[begin Listed records]
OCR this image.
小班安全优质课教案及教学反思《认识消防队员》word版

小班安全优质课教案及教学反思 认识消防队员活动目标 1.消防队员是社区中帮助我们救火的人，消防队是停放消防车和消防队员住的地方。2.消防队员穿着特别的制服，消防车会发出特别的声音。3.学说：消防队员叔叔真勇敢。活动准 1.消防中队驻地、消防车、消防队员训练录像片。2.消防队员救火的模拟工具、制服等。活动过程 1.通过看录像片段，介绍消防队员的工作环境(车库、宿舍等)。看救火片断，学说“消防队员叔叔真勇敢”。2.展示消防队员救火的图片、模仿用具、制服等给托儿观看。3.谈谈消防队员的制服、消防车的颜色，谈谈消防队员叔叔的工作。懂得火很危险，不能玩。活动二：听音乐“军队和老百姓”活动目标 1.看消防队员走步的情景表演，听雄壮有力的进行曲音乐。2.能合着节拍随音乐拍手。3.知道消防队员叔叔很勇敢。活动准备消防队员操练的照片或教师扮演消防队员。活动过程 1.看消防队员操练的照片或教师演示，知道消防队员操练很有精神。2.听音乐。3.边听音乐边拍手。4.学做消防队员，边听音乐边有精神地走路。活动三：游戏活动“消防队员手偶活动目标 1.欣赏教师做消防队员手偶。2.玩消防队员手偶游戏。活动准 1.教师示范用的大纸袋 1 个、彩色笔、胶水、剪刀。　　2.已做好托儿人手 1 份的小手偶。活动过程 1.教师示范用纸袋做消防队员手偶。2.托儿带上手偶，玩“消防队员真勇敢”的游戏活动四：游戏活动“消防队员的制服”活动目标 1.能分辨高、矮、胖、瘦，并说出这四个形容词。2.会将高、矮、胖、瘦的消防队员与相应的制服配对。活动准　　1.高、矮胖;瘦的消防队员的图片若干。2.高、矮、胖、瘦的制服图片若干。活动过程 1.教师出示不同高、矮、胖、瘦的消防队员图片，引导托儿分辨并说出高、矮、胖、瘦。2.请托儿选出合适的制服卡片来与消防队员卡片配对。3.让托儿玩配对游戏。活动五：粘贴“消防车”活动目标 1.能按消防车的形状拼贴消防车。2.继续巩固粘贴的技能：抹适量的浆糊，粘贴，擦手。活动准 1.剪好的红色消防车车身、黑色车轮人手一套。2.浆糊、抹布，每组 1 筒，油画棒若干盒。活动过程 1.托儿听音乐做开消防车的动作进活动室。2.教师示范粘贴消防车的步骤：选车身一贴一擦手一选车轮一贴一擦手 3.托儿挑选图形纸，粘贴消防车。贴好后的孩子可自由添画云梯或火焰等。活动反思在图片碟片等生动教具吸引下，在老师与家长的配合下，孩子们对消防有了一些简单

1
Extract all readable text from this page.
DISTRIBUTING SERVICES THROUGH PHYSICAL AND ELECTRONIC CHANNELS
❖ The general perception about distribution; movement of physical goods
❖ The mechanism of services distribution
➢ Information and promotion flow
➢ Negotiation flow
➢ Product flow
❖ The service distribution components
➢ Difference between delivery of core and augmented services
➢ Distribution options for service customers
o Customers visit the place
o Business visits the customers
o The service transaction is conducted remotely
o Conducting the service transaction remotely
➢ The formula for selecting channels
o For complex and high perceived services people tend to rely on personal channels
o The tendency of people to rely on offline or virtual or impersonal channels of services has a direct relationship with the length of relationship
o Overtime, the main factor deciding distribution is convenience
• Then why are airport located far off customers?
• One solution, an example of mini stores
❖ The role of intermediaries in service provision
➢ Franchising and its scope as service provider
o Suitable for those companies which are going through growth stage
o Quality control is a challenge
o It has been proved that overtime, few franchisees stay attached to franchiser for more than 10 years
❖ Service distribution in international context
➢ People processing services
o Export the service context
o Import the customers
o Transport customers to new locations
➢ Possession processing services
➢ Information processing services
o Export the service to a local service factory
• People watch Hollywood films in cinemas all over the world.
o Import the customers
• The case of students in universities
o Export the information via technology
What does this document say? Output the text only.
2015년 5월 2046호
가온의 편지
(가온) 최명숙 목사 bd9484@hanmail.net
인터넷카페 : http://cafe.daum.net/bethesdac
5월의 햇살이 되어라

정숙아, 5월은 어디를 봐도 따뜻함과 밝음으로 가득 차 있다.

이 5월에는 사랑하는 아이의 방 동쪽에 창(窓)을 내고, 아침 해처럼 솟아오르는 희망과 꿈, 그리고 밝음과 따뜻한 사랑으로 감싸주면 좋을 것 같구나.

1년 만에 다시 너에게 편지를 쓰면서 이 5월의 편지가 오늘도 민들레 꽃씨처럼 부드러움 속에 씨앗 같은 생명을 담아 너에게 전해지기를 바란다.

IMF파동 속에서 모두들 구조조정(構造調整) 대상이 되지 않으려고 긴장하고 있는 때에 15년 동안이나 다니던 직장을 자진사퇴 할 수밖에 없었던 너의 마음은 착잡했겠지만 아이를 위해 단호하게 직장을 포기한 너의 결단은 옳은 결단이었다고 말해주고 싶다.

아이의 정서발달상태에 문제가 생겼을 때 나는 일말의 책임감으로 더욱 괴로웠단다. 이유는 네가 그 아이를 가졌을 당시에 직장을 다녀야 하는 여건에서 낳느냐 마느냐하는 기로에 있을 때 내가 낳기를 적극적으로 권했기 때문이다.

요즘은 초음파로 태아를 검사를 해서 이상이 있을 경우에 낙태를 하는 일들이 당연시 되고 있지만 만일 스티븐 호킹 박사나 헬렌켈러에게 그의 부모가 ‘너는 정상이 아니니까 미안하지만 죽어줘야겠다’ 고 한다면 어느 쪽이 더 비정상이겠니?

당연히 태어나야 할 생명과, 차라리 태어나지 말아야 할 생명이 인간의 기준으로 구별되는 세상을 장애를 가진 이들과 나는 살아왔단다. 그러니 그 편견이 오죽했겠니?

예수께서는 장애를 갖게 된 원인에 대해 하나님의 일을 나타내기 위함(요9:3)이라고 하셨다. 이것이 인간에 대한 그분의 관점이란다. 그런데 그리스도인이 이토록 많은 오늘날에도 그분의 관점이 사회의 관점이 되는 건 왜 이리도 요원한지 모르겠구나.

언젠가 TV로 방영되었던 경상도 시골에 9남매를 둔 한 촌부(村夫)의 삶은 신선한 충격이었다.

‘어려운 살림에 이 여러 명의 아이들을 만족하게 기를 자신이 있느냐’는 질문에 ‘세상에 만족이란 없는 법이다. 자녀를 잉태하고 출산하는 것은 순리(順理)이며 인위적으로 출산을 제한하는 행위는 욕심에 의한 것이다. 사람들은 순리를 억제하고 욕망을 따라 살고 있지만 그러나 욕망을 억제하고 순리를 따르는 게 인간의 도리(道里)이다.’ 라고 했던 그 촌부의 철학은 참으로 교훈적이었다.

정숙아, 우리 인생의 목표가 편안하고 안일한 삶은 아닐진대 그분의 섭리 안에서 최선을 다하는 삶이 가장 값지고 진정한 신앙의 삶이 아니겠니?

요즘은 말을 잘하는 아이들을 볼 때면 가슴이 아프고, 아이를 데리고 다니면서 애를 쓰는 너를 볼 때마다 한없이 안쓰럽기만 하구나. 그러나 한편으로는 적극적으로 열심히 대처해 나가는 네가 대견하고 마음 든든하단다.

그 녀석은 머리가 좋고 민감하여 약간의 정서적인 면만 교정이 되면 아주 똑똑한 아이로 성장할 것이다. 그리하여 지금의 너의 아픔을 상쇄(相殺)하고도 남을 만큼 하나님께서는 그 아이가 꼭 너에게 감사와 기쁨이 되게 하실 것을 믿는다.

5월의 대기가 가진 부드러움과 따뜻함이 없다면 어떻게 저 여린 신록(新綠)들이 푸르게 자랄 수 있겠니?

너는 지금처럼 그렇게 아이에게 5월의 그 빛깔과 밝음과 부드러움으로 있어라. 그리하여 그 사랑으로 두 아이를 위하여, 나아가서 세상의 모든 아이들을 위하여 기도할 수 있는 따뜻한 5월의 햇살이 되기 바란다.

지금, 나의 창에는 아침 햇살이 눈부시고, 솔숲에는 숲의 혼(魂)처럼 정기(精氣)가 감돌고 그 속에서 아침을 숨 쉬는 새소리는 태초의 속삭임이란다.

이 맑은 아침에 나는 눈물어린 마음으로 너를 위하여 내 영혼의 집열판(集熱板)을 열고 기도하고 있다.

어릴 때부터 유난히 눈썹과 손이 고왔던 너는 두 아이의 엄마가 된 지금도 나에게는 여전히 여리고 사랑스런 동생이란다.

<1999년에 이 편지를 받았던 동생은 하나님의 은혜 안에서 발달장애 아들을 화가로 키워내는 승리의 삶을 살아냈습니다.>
[end Listed records]
• [What the task requires] Wherever "context" shows up in a line, copy that line.

• [Expected answer]
❖ Service distribution in international context
o Export the service context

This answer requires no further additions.